» **GIVEN PROBLEM**
Output each line of the material exactly as it stands.

» **RECORDS SUPPLIED**
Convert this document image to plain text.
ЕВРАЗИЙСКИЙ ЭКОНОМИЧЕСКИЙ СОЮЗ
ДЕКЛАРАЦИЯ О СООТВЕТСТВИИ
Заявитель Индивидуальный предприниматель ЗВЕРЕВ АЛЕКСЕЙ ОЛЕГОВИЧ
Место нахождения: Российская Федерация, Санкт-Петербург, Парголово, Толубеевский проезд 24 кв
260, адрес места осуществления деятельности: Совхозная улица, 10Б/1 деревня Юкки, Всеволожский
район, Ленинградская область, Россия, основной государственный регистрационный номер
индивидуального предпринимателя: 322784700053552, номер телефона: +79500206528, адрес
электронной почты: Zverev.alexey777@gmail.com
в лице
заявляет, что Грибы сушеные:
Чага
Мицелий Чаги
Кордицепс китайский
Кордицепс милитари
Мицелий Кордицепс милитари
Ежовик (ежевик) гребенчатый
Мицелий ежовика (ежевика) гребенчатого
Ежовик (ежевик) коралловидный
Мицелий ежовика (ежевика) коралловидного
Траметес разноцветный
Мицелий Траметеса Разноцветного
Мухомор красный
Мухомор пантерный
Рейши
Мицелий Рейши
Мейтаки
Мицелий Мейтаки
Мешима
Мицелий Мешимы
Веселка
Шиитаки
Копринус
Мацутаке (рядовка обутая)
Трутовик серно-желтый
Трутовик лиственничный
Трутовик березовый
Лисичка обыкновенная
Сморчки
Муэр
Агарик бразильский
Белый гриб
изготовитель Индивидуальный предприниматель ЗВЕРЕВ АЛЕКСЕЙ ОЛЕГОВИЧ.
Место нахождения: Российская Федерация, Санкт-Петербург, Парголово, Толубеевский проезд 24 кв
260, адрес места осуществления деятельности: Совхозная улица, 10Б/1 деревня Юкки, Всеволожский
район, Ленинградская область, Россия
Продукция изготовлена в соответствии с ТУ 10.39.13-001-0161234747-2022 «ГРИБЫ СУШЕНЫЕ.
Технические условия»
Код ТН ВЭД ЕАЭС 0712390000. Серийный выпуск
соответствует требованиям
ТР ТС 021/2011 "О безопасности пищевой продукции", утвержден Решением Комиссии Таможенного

» **ANSWER**
Convert this document image to plain text.
ЕВРАЗИЙСКИЙ ЭКОНОМИЧЕСКИЙ СОЮЗ
ДЕКЛАРАЦИЯ О СООТВЕТСТВИИ
Заявитель Индивидуальный предприниматель ЗВЕРЕВ АЛЕКСЕЙ ОЛЕГОВИЧ
Место нахождения: Российская Федерация, Санкт-Петербург, Парголово, Толубеевский проезд 24 кв
260, адрес места осуществления деятельности: Совхозная улица, 10Б/1 деревня Юкки, Всеволожский
район, Ленинградская область, Россия, основной государственный регистрационный номер
индивидуального предпринимателя: 322784700053552, номер телефона: +79500206528, адрес
электронной почты: Zverev.alexey777@gmail.com
в лице
заявляет, что Грибы сушеные:
Чага
Мицелий Чаги
Кордицепс китайский
Кордицепс милитари
Мицелий Кордицепс милитари
Ежовик (ежевик) гребенчатый
Мицелий ежовика (ежевика) гребенчатого
Ежовик (ежевик) коралловидный
Мицелий ежовика (ежевика) коралловидного
Траметес разноцветный
Мицелий Траметеса Разноцветного
Мухомор красный
Мухомор пантерный
Рейши
Мицелий Рейши
Мейтаки
Мицелий Мейтаки
Мешима
Мицелий Мешимы
Веселка
Шиитаки
Копринус
Мацутаке (рядовка обутая)
Трутовик серно-желтый
Трутовик лиственничный
Трутовик березовый
Лисичка обыкновенная
Сморчки
Муэр
Агарик бразильский
Белый гриб
изготовитель Индивидуальный предприниматель ЗВЕРЕВ АЛЕКСЕЙ ОЛЕГОВИЧ.
Место нахождения: Российская Федерация, Санкт-Петербург, Парголово, Толубеевский проезд 24 кв
260, адрес места осуществления деятельности: Совхозная улица, 10Б/1 деревня Юкки, Всеволожский
район, Ленинградская область, Россия
Продукция изготовлена в соответствии с ТУ 10.39.13-001-0161234747-2022 «ГРИБЫ СУШЕНЫЕ.
Технические условия»
Код ТН ВЭД ЕАЭС 0712390000. Серийный выпуск
соответствует требованиям
ТР ТС 021/2011 "О безопасности пищевой продукции", утвержден Решением Комиссии Таможенного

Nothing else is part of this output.